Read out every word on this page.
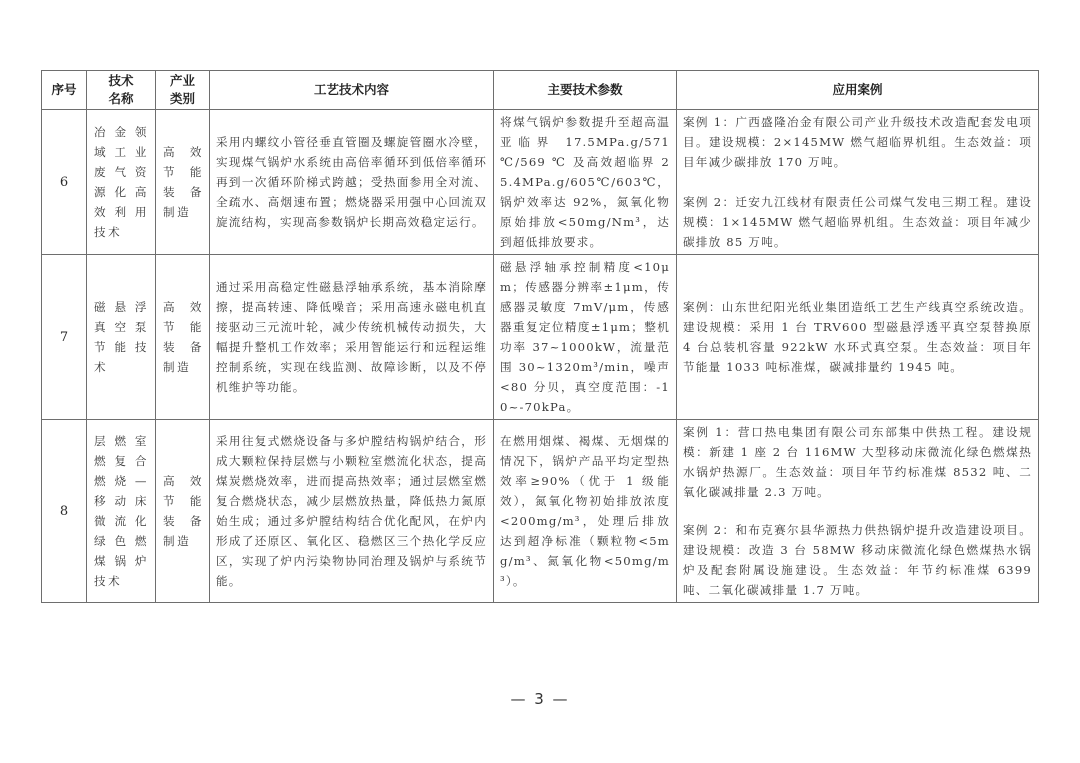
序号	技术名称	产业类别	工艺技术内容	主要技术参数	应用案例
6	冶金领域工业废气资源化高效利用技术	高效节能装备制造	采用内螺纹小管径垂直管圈及螺旋管圈水冷壁，实现煤气锅炉水系统由高倍率循环到低倍率循环再到一次循环阶梯式跨越；受热面参用全对流、全疏水、高烟速布置；燃烧器采用强中心回流双旋流结构，实现高参数锅炉长期高效稳定运行。	将煤气锅炉参数提升至超高温亚临界 17.5MPa.g/571 ℃/569 ℃ 及高效超临界 25.4MPa.g/605℃/603℃，锅炉效率达 92%，氮氧化物原始排放<50mg/Nm³，达到超低排放要求。	案例 1：广西盛隆冶金有限公司产业升级技术改造配套发电项目。建设规模：2×145MW 燃气超临界机组。生态效益：项目年减少碳排放 170 万吨。
案例 2：迁安九江线材有限责任公司煤气发电三期工程。建设规模：1×145MW 燃气超临界机组。生态效益：项目年减少碳排放 85 万吨。

7	磁悬浮真空泵节能技术	高效节能装备制造	通过采用高稳定性磁悬浮轴承系统，基本消除摩擦，提高转速、降低噪音；采用高速永磁电机直接驱动三元流叶轮，减少传统机械传动损失，大幅提升整机工作效率；采用智能运行和远程运维控制系统，实现在线监测、故障诊断，以及不停机维护等功能。	磁悬浮轴承控制精度<10μm；传感器分辨率±1μm，传感器灵敏度 7mV/μm，传感器重复定位精度±1μm；整机功率 37~1000kW，流量范围 30~1320m³/min，噪声<80 分贝，真空度范围：-10~-70kPa。	案例：山东世纪阳光纸业集团造纸工艺生产线真空系统改造。建设规模：采用 1 台 TRV600 型磁悬浮透平真空泵替换原 4 台总装机容量 922kW 水环式真空泵。生态效益：项目年节能量 1033 吨标准煤，碳减排量约 1945 吨。

8	层燃室燃复合燃烧—移动床微流化绿色燃煤锅炉技术	高效节能装备制造	采用往复式燃烧设备与多炉膛结构锅炉结合，形成大颗粒保持层燃与小颗粒室燃流化状态，提高煤炭燃烧效率，进而提高热效率；通过层燃室燃复合燃烧状态，减少层燃放热量，降低热力氮原始生成；通过多炉膛结构结合优化配风，在炉内形成了还原区、氧化区、稳燃区三个热化学反应区，实现了炉内污染物协同治理及锅炉与系统节能。	在燃用烟煤、褐煤、无烟煤的情况下，锅炉产品平均定型热效率≥90%（优于 1 级能效），氮氧化物初始排放浓度<200mg/m³，处理后排放达到超净标准（颗粒物<5mg/m³、氮氧化物<50mg/m³）。	案例 1：营口热电集团有限公司东部集中供热工程。建设规模：新建 1 座 2 台 116MW 大型移动床微流化绿色燃煤热水锅炉热源厂。生态效益：项目年节约标准煤 8532 吨、二氧化碳减排量 2.3 万吨。
案例 2：和布克赛尔县华源热力供热锅炉提升改造建设项目。建设规模：改造 3 台 58MW 移动床微流化绿色燃煤热水锅炉及配套附属设施建设。生态效益：年节约标准煤 6399 吨、二氧化碳减排量 1.7 万吨。
— 3 —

Requirement -> In the copy, include no pictures; restate the listing above exactly.

Response to the task ->
Read out every word on this page.
序号	技术名称	产业类别	工艺技术内容	主要技术参数	应用案例
6	冶金领域工业废气资源化高效利用技术	高效节能装备制造	采用内螺纹小管径垂直管圈及螺旋管圈水冷壁，实现煤气锅炉水系统由高倍率循环到低倍率循环再到一次循环阶梯式跨越；受热面参用全对流、全疏水、高烟速布置；燃烧器采用强中心回流双旋流结构，实现高参数锅炉长期高效稳定运行。	将煤气锅炉参数提升至超高温亚临界 17.5MPa.g/571 ℃/569 ℃ 及高效超临界 25.4MPa.g/605℃/603℃，锅炉效率达 92%，氮氧化物原始排放<50mg/Nm³，达到超低排放要求。	案例 1：广西盛隆冶金有限公司产业升级技术改造配套发电项目。建设规模：2×145MW 燃气超临界机组。生态效益：项目年减少碳排放 170 万吨。
案例 2：迁安九江线材有限责任公司煤气发电三期工程。建设规模：1×145MW 燃气超临界机组。生态效益：项目年减少碳排放 85 万吨。

7	磁悬浮真空泵节能技术	高效节能装备制造	通过采用高稳定性磁悬浮轴承系统，基本消除摩擦，提高转速、降低噪音；采用高速永磁电机直接驱动三元流叶轮，减少传统机械传动损失，大幅提升整机工作效率；采用智能运行和远程运维控制系统，实现在线监测、故障诊断，以及不停机维护等功能。	磁悬浮轴承控制精度<10μm；传感器分辨率±1μm，传感器灵敏度 7mV/μm，传感器重复定位精度±1μm；整机功率 37~1000kW，流量范围 30~1320m³/min，噪声<80 分贝，真空度范围：-10~-70kPa。	案例：山东世纪阳光纸业集团造纸工艺生产线真空系统改造。建设规模：采用 1 台 TRV600 型磁悬浮透平真空泵替换原 4 台总装机容量 922kW 水环式真空泵。生态效益：项目年节能量 1033 吨标准煤，碳减排量约 1945 吨。

8	层燃室燃复合燃烧—移动床微流化绿色燃煤锅炉技术	高效节能装备制造	采用往复式燃烧设备与多炉膛结构锅炉结合，形成大颗粒保持层燃与小颗粒室燃流化状态，提高煤炭燃烧效率，进而提高热效率；通过层燃室燃复合燃烧状态，减少层燃放热量，降低热力氮原始生成；通过多炉膛结构结合优化配风，在炉内形成了还原区、氧化区、稳燃区三个热化学反应区，实现了炉内污染物协同治理及锅炉与系统节能。	在燃用烟煤、褐煤、无烟煤的情况下，锅炉产品平均定型热效率≥90%（优于 1 级能效），氮氧化物初始排放浓度<200mg/m³，处理后排放达到超净标准（颗粒物<5mg/m³、氮氧化物<50mg/m³）。	案例 1：营口热电集团有限公司东部集中供热工程。建设规模：新建 1 座 2 台 116MW 大型移动床微流化绿色燃煤热水锅炉热源厂。生态效益：项目年节约标准煤 8532 吨、二氧化碳减排量 2.3 万吨。
案例 2：和布克赛尔县华源热力供热锅炉提升改造建设项目。建设规模：改造 3 台 58MW 移动床微流化绿色燃煤热水锅炉及配套附属设施建设。生态效益：年节约标准煤 6399 吨、二氧化碳减排量 1.7 万吨。
— 3 —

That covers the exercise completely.